=== PROVIDED MATERIAL ===
════

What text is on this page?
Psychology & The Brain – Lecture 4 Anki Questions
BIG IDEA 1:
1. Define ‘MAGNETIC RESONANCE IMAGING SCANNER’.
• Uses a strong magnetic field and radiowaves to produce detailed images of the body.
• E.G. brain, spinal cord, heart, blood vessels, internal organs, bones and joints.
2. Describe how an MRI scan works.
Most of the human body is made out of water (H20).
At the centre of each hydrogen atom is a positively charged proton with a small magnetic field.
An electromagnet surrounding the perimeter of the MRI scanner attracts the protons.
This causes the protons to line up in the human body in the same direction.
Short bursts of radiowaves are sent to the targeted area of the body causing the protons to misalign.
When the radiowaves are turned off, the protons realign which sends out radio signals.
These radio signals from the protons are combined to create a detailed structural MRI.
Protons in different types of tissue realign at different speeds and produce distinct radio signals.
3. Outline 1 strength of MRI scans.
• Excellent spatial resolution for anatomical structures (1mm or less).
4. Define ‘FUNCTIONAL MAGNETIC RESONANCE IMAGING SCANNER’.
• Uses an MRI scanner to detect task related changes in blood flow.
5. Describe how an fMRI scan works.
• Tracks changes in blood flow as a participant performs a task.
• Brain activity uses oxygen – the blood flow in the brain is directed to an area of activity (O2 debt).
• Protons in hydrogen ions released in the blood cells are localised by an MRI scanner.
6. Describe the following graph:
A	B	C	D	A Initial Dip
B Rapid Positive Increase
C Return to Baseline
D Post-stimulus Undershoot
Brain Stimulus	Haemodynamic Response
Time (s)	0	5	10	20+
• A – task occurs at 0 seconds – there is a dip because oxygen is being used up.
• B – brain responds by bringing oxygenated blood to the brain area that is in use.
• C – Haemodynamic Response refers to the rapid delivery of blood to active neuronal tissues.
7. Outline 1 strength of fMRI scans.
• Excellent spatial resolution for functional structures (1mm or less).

════

From the records given above, copy all lines containing "Response".

Brain Stimulus	Haemodynamic Response
• C – Haemodynamic Response refers to the rapid delivery of blood to active neuronal tissues.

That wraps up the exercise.